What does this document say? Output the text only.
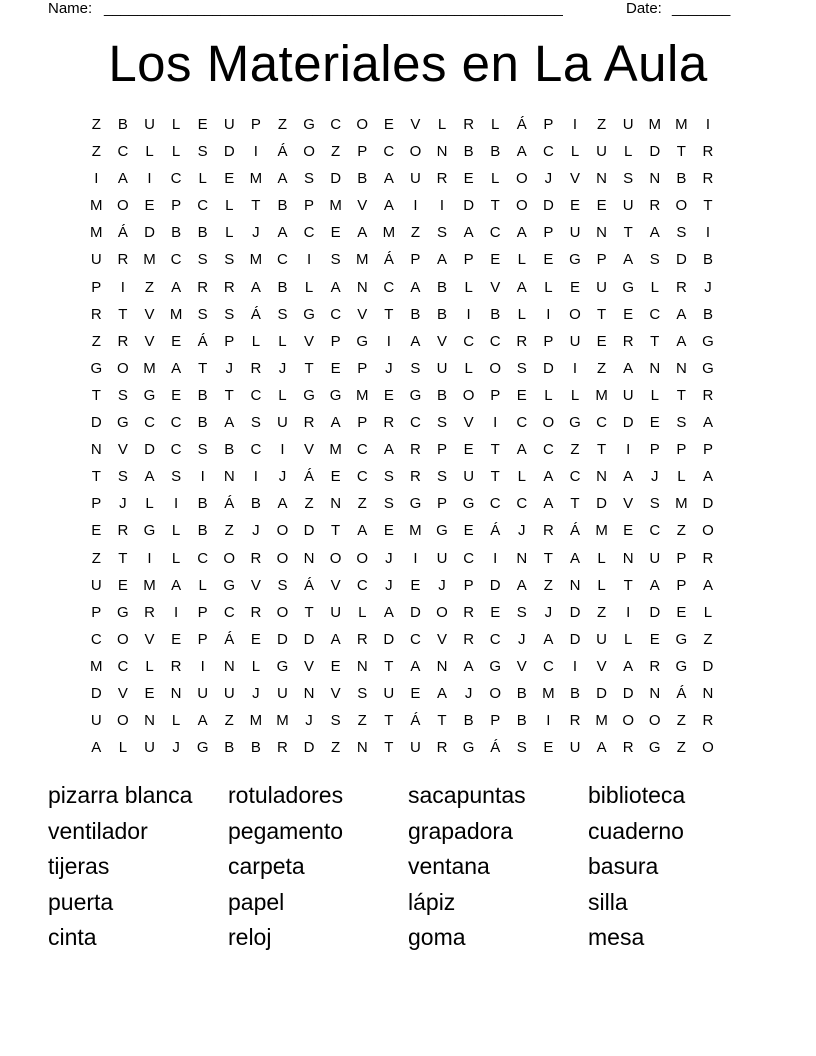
Name: _______________________________________________________	Date: _______
Los Materiales en La Aula
Z	B	U	L	E	U	P	Z	G	C	O	E	V	L	R	L	Á	P	I	Z	U M M	I
Z	C	L	L	S	D	I	Á	O	Z	P	C	O	N	B	B	A	C	L	U	L	D	T	R
I	A	I	C	L	E	M	A	S	D	B	A	U	R	E	L	O	J	V	N	S	N	B	R
M O	E	P	C	L	T	B	P	M	V	A	I	I	D	T	O	D	E	E	U	R	O	T
M	Á	D	B	B	L	J	A	C	E	A	M	Z	S	A	C	A	P	U	N	T	A	S	I
U	R M C	S	S	M C	I	S	M	Á	P	A	P	E	L	E	G	P	A	S	D	B
P	I	Z	A	R	R	A	B	L	A	N	C	A	B	L	V	A	L	E	U	G	L	R	J
R	T	V	M	S	S	Á	S	G	C	V	T	B	B	I	B	L	I	O	T	E	C	A	B
Z	R	V	E	Á	P	L	L	V	P	G	I	A	V	C	C	R	P	U	E	R	T	A	G
G O M	A	T	J	R	J	T	E	P	J	S	U	L	O	S	D	I	Z	A	N	N	G
T	S	G	E	B	T	C	L	G G M	E	G	B	O	P	E	L	L	M U	L	T	R
D	G	C	C	B	A	S	U	R	A	P	R	C	S	V	I	C	O G	C	D	E	S	A
N	V	D	C	S	B	C	I	V	M C	A	R	P	E	T	A	C	Z	T	I	P	P	P
T	S	A	S	I	N	I	J	Á	E	C	S	R	S	U	T	L	A	C	N	A	J	L	A
P	J	L	I	B	Á	B	A	Z	N	Z	S	G	P	G	C	C	A	T	D	V	S	M D
E	R	G	L	B	Z	J	O	D	T	A	E	M G	E	Á	J	R	Á	M	E	C	Z	O
Z	T	I	L	C	O	R	O	N	O O	J	I	U	C	I	N	T	A	L	N	U	P	R
U	E	M	A	L	G	V	S	Á	V	C	J	E	J	P	D	A	Z	N	L	T	A	P	A
P	G	R	I	P	C	R	O	T	U	L	A	D	O	R	E	S	J	D	Z	I	D	E	L
C	O	V	E	P	Á	E	D	D	A	R	D	C	V	R	C	J	A	D	U	L	E	G	Z
M C	L	R	I	N	L	G	V	E	N	T	A	N	A	G	V	C	I	V	A	R	G	D
D	V	E	N	U	U	J	U	N	V	S	U	E	A	J	O	B	M	B	D	D	N	Á	N
U	O	N	L	A	Z	M M	J	S	Z	T	Á	T	B	P	B	I	R M O O	Z	R
A	L	U	J	G	B	B	R	D	Z	N	T	U	R	G	Á	S	E	U	A	R	G	Z	O
pizarra blanca	rotuladores	sacapuntas	biblioteca
ventilador	pegamento	grapadora	cuaderno
tijeras	carpeta	ventana	basura
puerta	papel	lápiz	silla
cinta	reloj	goma	mesa
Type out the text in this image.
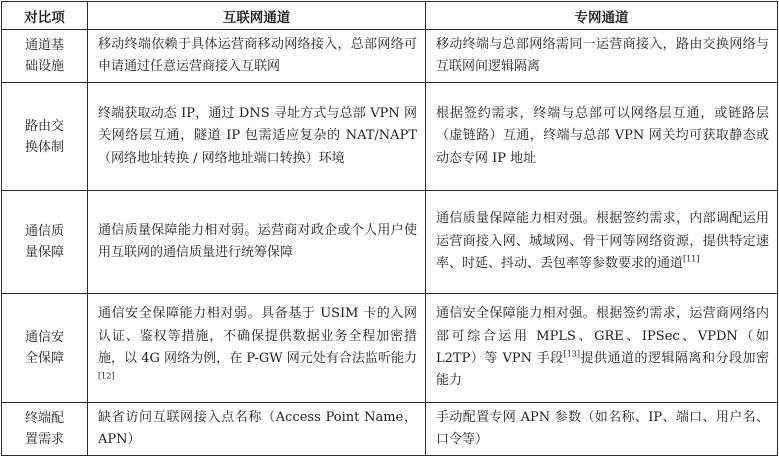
对比项	互联网通道	专网通道

通道基
础设施	移动终端依赖于具体运营商移动网络接入，总部网络可申请通过任意运营商接入互联网	移动终端与总部网络需同一运营商接入，路由交换网络与互联网间逻辑隔离

路由交
换体制	终端获取动态 IP，通过 DNS 寻址方式与总部 VPN 网关网络层互通，隧道 IP 包需适应复杂的 NAT/NAPT（网络地址转换 / 网络地址端口转换）环境	根据签约需求，终端与总部可以网络层互通，或链路层（虚链路）互通，终端与总部 VPN 网关均可获取静态或动态专网 IP 地址

通信质
量保障	通信质量保障能力相对弱。运营商对政企或个人用户使用互联网的通信质量进行统筹保障	通信质量保障能力相对强。根据签约需求，内部调配运用运营商接入网、城域网、骨干网等网络资源，提供特定速率、时延、抖动、丢包率等参数要求的通道[11]

通信安
全保障	通信安全保障能力相对弱。具备基于 USIM 卡的入网认证、鉴权等措施，不确保提供数据业务全程加密措施，以 4G 网络为例，在 P-GW 网元处有合法监听能力[12]	通信安全保障能力相对强。根据签约需求，运营商网络内部可综合运用 MPLS、GRE、IPSec、VPDN（如 L2TP）等 VPN 手段[13]提供通道的逻辑隔离和分段加密能力

终端配
置需求	缺省访问互联网接入点名称（Access Point Name，APN）	手动配置专网 APN 参数（如名称、IP、端口、用户名、口令等）
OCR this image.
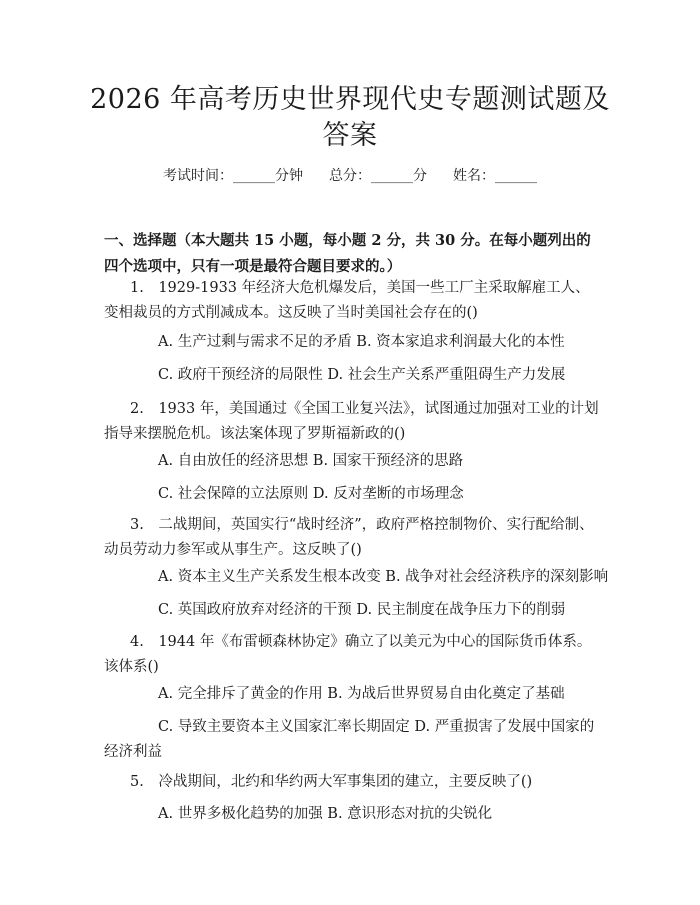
2026 年高考历史世界现代史专题测试题及答案
考试时间：______分钟 总分：______分 姓名：______
一、选择题（本大题共 15 小题，每小题 2 分，共 30 分。在每小题列出的四个选项中，只有一项是最符合题目要求的。）
1.　1929-1933 年经济大危机爆发后，美国一些工厂主采取解雇工人、变相裁员的方式削减成本。这反映了当时美国社会存在的()
A. 生产过剩与需求不足的矛盾 B. 资本家追求利润最大化的本性
C. 政府干预经济的局限性 D. 社会生产关系严重阻碍生产力发展
2.　1933 年，美国通过《全国工业复兴法》，试图通过加强对工业的计划指导来摆脱危机。该法案体现了罗斯福新政的()
A. 自由放任的经济思想 B. 国家干预经济的思路
C. 社会保障的立法原则 D. 反对垄断的市场理念
3.　二战期间，英国实行“战时经济”，政府严格控制物价、实行配给制、动员劳动力参军或从事生产。这反映了()
A. 资本主义生产关系发生根本改变 B. 战争对社会经济秩序的深刻影响
C. 英国政府放弃对经济的干预 D. 民主制度在战争压力下的削弱
4.　1944 年《布雷顿森林协定》确立了以美元为中心的国际货币体系。该体系()
A. 完全排斥了黄金的作用 B. 为战后世界贸易自由化奠定了基础
C. 导致主要资本主义国家汇率长期固定 D. 严重损害了发展中国家的经济利益
5.　冷战期间，北约和华约两大军事集团的建立，主要反映了()
A. 世界多极化趋势的加强 B. 意识形态对抗的尖锐化
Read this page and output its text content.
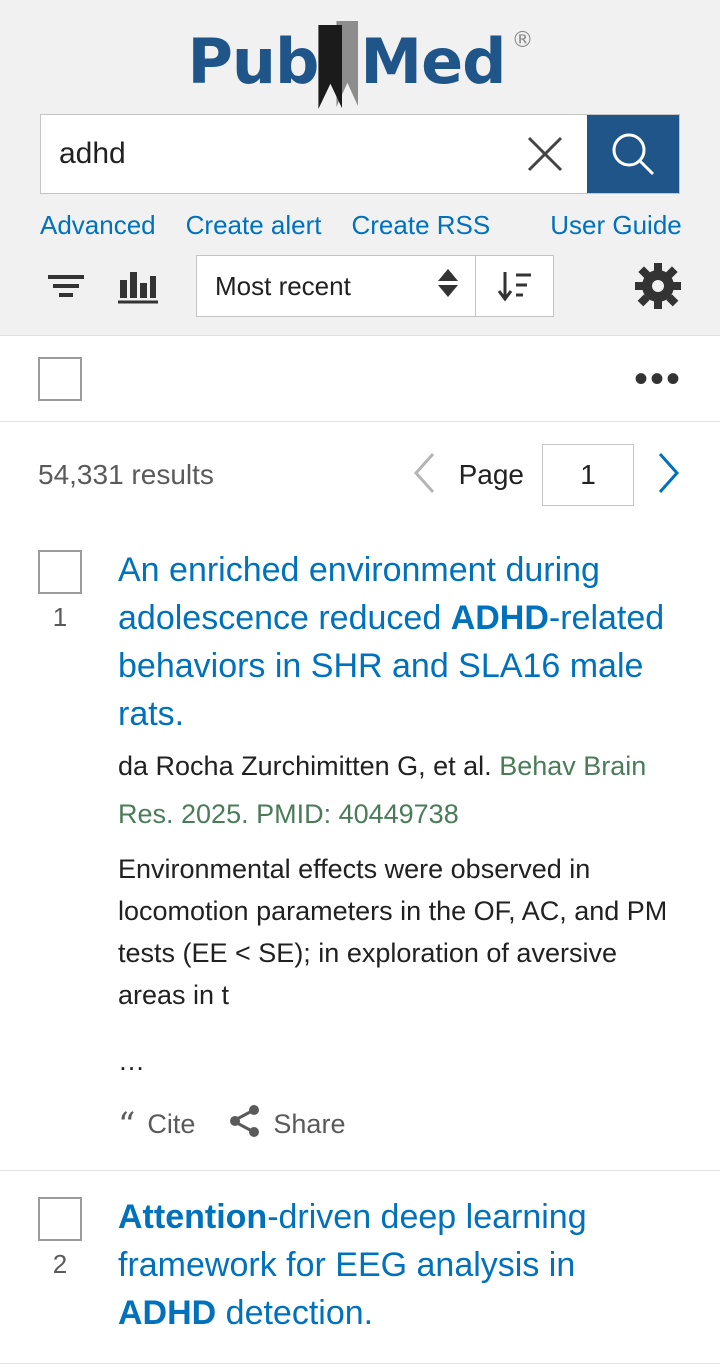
Pub Med ®
adhd
Advanced Create alert Create RSS User Guide
Most recent
•••
54,331 results	Page
1
1
An enriched environment during adolescence reduced ADHD-related behaviors in SHR and SLA16 male rats.
da Rocha Zurchimitten G, et al. Behav Brain Res. 2025. PMID: 40449738
Environmental effects were observed in locomotion parameters in the OF, AC, and PM tests (EE < SE); in exploration of aversive areas in t
…
“ Cite	Share
2
Attention-driven deep learning framework for EEG analysis in ADHD detection.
=====
◆ What you will do: Set the listing down in full and exactly. Pictures within it should not appear in the copy.

◆ Answer to the exercise:
What does this document say? Output the text only.
Name: _______________________________________________________	Date: _______
Los Materiales en La Aula
Z	B	U	L	E	U	P	Z	G	C	O	E	V	L	R	L	Á	P	I	Z	U M M	I
Z	C	L	L	S	D	I	Á	O	Z	P	C	O	N	B	B	A	C	L	U	L	D	T	R
I	A	I	C	L	E	M	A	S	D	B	A	U	R	E	L	O	J	V	N	S	N	B	R
M O	E	P	C	L	T	B	P	M	V	A	I	I	D	T	O	D	E	E	U	R	O	T
M	Á	D	B	B	L	J	A	C	E	A	M	Z	S	A	C	A	P	U	N	T	A	S	I
U	R M C	S	S	M C	I	S	M	Á	P	A	P	E	L	E	G	P	A	S	D	B
P	I	Z	A	R	R	A	B	L	A	N	C	A	B	L	V	A	L	E	U	G	L	R	J
R	T	V	M	S	S	Á	S	G	C	V	T	B	B	I	B	L	I	O	T	E	C	A	B
Z	R	V	E	Á	P	L	L	V	P	G	I	A	V	C	C	R	P	U	E	R	T	A	G
G O M	A	T	J	R	J	T	E	P	J	S	U	L	O	S	D	I	Z	A	N	N	G
T	S	G	E	B	T	C	L	G G M	E	G	B	O	P	E	L	L	M U	L	T	R
D	G	C	C	B	A	S	U	R	A	P	R	C	S	V	I	C	O G	C	D	E	S	A
N	V	D	C	S	B	C	I	V	M C	A	R	P	E	T	A	C	Z	T	I	P	P	P
T	S	A	S	I	N	I	J	Á	E	C	S	R	S	U	T	L	A	C	N	A	J	L	A
P	J	L	I	B	Á	B	A	Z	N	Z	S	G	P	G	C	C	A	T	D	V	S	M D
E	R	G	L	B	Z	J	O	D	T	A	E	M G	E	Á	J	R	Á	M	E	C	Z	O
Z	T	I	L	C	O	R	O	N	O O	J	I	U	C	I	N	T	A	L	N	U	P	R
U	E	M	A	L	G	V	S	Á	V	C	J	E	J	P	D	A	Z	N	L	T	A	P	A
P	G	R	I	P	C	R	O	T	U	L	A	D	O	R	E	S	J	D	Z	I	D	E	L
C	O	V	E	P	Á	E	D	D	A	R	D	C	V	R	C	J	A	D	U	L	E	G	Z
M C	L	R	I	N	L	G	V	E	N	T	A	N	A	G	V	C	I	V	A	R	G	D
D	V	E	N	U	U	J	U	N	V	S	U	E	A	J	O	B	M	B	D	D	N	Á	N
U	O	N	L	A	Z	M M	J	S	Z	T	Á	T	B	P	B	I	R M O O	Z	R
A	L	U	J	G	B	B	R	D	Z	N	T	U	R	G	Á	S	E	U	A	R	G	Z	O
pizarra blanca	rotuladores	sacapuntas	biblioteca
ventilador	pegamento	grapadora	cuaderno
tijeras	carpeta	ventana	basura
puerta	papel	lápiz	silla
cinta	reloj	goma	mesa
Type out the text in this image.
对比项	互联网通道	专网通道

通道基
础设施	移动终端依赖于具体运营商移动网络接入，总部网络可申请通过任意运营商接入互联网	移动终端与总部网络需同一运营商接入，路由交换网络与互联网间逻辑隔离

路由交
换体制	终端获取动态 IP，通过 DNS 寻址方式与总部 VPN 网关网络层互通，隧道 IP 包需适应复杂的 NAT/NAPT（网络地址转换 / 网络地址端口转换）环境	根据签约需求，终端与总部可以网络层互通，或链路层（虚链路）互通，终端与总部 VPN 网关均可获取静态或动态专网 IP 地址

通信质
量保障	通信质量保障能力相对弱。运营商对政企或个人用户使用互联网的通信质量进行统筹保障	通信质量保障能力相对强。根据签约需求，内部调配运用运营商接入网、城域网、骨干网等网络资源，提供特定速率、时延、抖动、丢包率等参数要求的通道[11]

通信安
全保障	通信安全保障能力相对弱。具备基于 USIM 卡的入网认证、鉴权等措施，不确保提供数据业务全程加密措施，以 4G 网络为例，在 P-GW 网元处有合法监听能力[12]	通信安全保障能力相对强。根据签约需求，运营商网络内部可综合运用 MPLS、GRE、IPSec、VPDN（如 L2TP）等 VPN 手段[13]提供通道的逻辑隔离和分段加密能力

终端配
置需求	缺省访问互联网接入点名称（Access Point Name，APN）	手动配置专网 APN 参数（如名称、IP、端口、用户名、口令等）
OCR this image.
2026 年高考历史世界现代史专题测试题及答案
考试时间：______分钟 总分：______分 姓名：______
一、选择题（本大题共 15 小题，每小题 2 分，共 30 分。在每小题列出的四个选项中，只有一项是最符合题目要求的。）
1.　1929-1933 年经济大危机爆发后，美国一些工厂主采取解雇工人、变相裁员的方式削减成本。这反映了当时美国社会存在的()
A. 生产过剩与需求不足的矛盾 B. 资本家追求利润最大化的本性
C. 政府干预经济的局限性 D. 社会生产关系严重阻碍生产力发展
2.　1933 年，美国通过《全国工业复兴法》，试图通过加强对工业的计划指导来摆脱危机。该法案体现了罗斯福新政的()
A. 自由放任的经济思想 B. 国家干预经济的思路
C. 社会保障的立法原则 D. 反对垄断的市场理念
3.　二战期间，英国实行“战时经济”，政府严格控制物价、实行配给制、动员劳动力参军或从事生产。这反映了()
A. 资本主义生产关系发生根本改变 B. 战争对社会经济秩序的深刻影响
C. 英国政府放弃对经济的干预 D. 民主制度在战争压力下的削弱
4.　1944 年《布雷顿森林协定》确立了以美元为中心的国际货币体系。该体系()
A. 完全排斥了黄金的作用 B. 为战后世界贸易自由化奠定了基础
C. 导致主要资本主义国家汇率长期固定 D. 严重损害了发展中国家的经济利益
5.　冷战期间，北约和华约两大军事集团的建立，主要反映了()
A. 世界多极化趋势的加强 B. 意识形态对抗的尖锐化
Read this page and output its text content.
Pub Med ®
adhd
Advanced Create alert Create RSS User Guide
Most recent
•••
54,331 results	Page
1
1
An enriched environment during adolescence reduced ADHD-related behaviors in SHR and SLA16 male rats.
da Rocha Zurchimitten G, et al. Behav Brain Res. 2025. PMID: 40449738
Environmental effects were observed in locomotion parameters in the OF, AC, and PM tests (EE < SE); in exploration of aversive areas in t
…
“ Cite	Share
2
Attention-driven deep learning framework for EEG analysis in ADHD detection.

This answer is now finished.